** Start of STORED DATA **
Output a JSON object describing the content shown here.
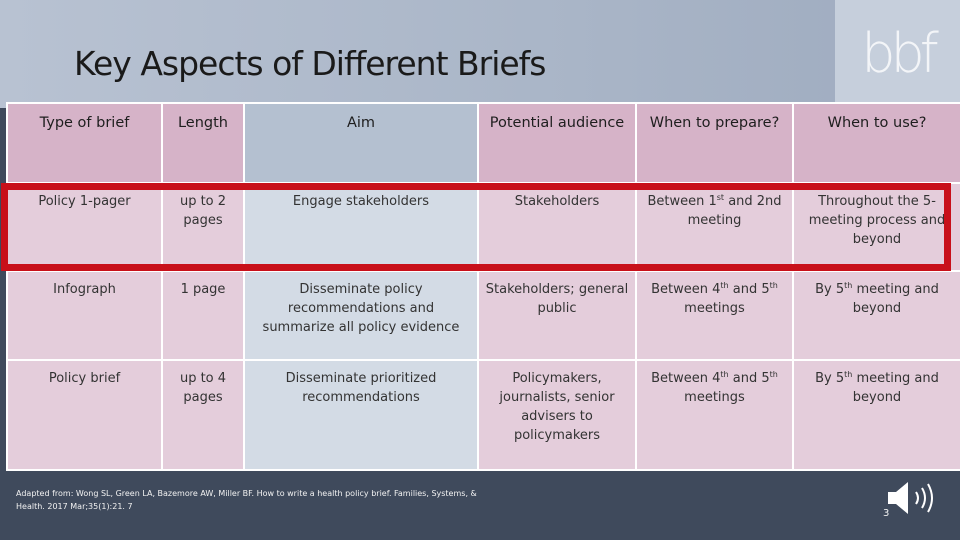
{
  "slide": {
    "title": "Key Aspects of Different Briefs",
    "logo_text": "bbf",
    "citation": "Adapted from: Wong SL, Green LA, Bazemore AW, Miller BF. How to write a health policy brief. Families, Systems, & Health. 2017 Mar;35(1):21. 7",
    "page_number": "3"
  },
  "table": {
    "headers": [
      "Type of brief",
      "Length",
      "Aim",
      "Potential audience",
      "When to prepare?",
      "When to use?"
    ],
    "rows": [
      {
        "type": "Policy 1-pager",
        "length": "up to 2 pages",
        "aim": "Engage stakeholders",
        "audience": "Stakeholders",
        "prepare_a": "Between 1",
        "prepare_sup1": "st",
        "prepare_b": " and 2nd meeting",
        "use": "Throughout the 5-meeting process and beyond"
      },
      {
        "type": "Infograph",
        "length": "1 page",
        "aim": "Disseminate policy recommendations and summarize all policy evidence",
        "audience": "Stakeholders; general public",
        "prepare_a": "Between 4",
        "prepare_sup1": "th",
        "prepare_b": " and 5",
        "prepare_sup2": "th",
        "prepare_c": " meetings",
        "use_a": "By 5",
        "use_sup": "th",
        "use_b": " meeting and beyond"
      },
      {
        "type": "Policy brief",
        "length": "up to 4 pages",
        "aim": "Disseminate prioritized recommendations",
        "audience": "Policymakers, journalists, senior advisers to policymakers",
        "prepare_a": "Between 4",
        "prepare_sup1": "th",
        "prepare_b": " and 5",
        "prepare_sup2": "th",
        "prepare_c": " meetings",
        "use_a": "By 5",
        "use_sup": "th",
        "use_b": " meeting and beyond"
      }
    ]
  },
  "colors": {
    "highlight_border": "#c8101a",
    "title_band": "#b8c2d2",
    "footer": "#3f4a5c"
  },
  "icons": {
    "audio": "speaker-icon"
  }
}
** End of STORED DATA **
### DIRECTIVE
From the listing above, print every entry precisely and drop the pictures.

### FINAL RESULT
Output a JSON object describing the content shown here.
{
  "slide": {
    "title": "Key Aspects of Different Briefs",
    "logo_text": "bbf",
    "citation": "Adapted from: Wong SL, Green LA, Bazemore AW, Miller BF. How to write a health policy brief. Families, Systems, & Health. 2017 Mar;35(1):21. 7",
    "page_number": "3"
  },
  "table": {
    "headers": [
      "Type of brief",
      "Length",
      "Aim",
      "Potential audience",
      "When to prepare?",
      "When to use?"
    ],
    "rows": [
      {
        "type": "Policy 1-pager",
        "length": "up to 2 pages",
        "aim": "Engage stakeholders",
        "audience": "Stakeholders",
        "prepare_a": "Between 1",
        "prepare_sup1": "st",
        "prepare_b": " and 2nd meeting",
        "use": "Throughout the 5-meeting process and beyond"
      },
      {
        "type": "Infograph",
        "length": "1 page",
        "aim": "Disseminate policy recommendations and summarize all policy evidence",
        "audience": "Stakeholders; general public",
        "prepare_a": "Between 4",
        "prepare_sup1": "th",
        "prepare_b": " and 5",
        "prepare_sup2": "th",
        "prepare_c": " meetings",
        "use_a": "By 5",
        "use_sup": "th",
        "use_b": " meeting and beyond"
      },
      {
        "type": "Policy brief",
        "length": "up to 4 pages",
        "aim": "Disseminate prioritized recommendations",
        "audience": "Policymakers, journalists, senior advisers to policymakers",
        "prepare_a": "Between 4",
        "prepare_sup1": "th",
        "prepare_b": " and 5",
        "prepare_sup2": "th",
        "prepare_c": " meetings",
        "use_a": "By 5",
        "use_sup": "th",
        "use_b": " meeting and beyond"
      }
    ]
  },
  "colors": {
    "highlight_border": "#c8101a",
    "title_band": "#b8c2d2",
    "footer": "#3f4a5c"
  },
  "icons": {
    "audio": "speaker-icon"
  }
}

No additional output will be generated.